Stored data

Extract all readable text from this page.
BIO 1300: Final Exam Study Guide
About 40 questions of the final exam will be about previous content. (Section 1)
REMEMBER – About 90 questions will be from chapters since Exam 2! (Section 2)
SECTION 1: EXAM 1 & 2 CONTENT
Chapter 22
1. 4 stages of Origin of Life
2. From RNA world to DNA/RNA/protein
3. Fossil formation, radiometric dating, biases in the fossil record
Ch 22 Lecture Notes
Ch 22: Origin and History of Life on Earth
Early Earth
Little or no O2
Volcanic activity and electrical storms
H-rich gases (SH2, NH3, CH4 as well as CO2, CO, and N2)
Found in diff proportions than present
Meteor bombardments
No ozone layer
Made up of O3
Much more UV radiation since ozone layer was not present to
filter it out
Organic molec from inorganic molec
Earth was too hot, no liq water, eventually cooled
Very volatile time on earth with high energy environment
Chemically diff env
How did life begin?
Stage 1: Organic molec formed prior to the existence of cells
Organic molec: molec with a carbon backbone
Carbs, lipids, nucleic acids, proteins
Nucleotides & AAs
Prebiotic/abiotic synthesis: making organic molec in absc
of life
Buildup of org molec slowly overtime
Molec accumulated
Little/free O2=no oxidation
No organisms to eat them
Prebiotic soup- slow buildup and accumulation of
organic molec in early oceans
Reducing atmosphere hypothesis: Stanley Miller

[Your objective] Nothing in the data above should change. Please copy it all.

[Solution to this problem]
Extract all readable text from this page.
BIO 1300: Final Exam Study Guide
About 40 questions of the final exam will be about previous content. (Section 1)
REMEMBER – About 90 questions will be from chapters since Exam 2! (Section 2)
SECTION 1: EXAM 1 & 2 CONTENT
Chapter 22
1. 4 stages of Origin of Life
2. From RNA world to DNA/RNA/protein
3. Fossil formation, radiometric dating, biases in the fossil record
Ch 22 Lecture Notes
Ch 22: Origin and History of Life on Earth
Early Earth
Little or no O2
Volcanic activity and electrical storms
H-rich gases (SH2, NH3, CH4 as well as CO2, CO, and N2)
Found in diff proportions than present
Meteor bombardments
No ozone layer
Made up of O3
Much more UV radiation since ozone layer was not present to
filter it out
Organic molec from inorganic molec
Earth was too hot, no liq water, eventually cooled
Very volatile time on earth with high energy environment
Chemically diff env
How did life begin?
Stage 1: Organic molec formed prior to the existence of cells
Organic molec: molec with a carbon backbone
Carbs, lipids, nucleic acids, proteins
Nucleotides & AAs
Prebiotic/abiotic synthesis: making organic molec in absc
of life
Buildup of org molec slowly overtime
Molec accumulated
Little/free O2=no oxidation
No organisms to eat them
Prebiotic soup- slow buildup and accumulation of
organic molec in early oceans
Reducing atmosphere hypothesis: Stanley Miller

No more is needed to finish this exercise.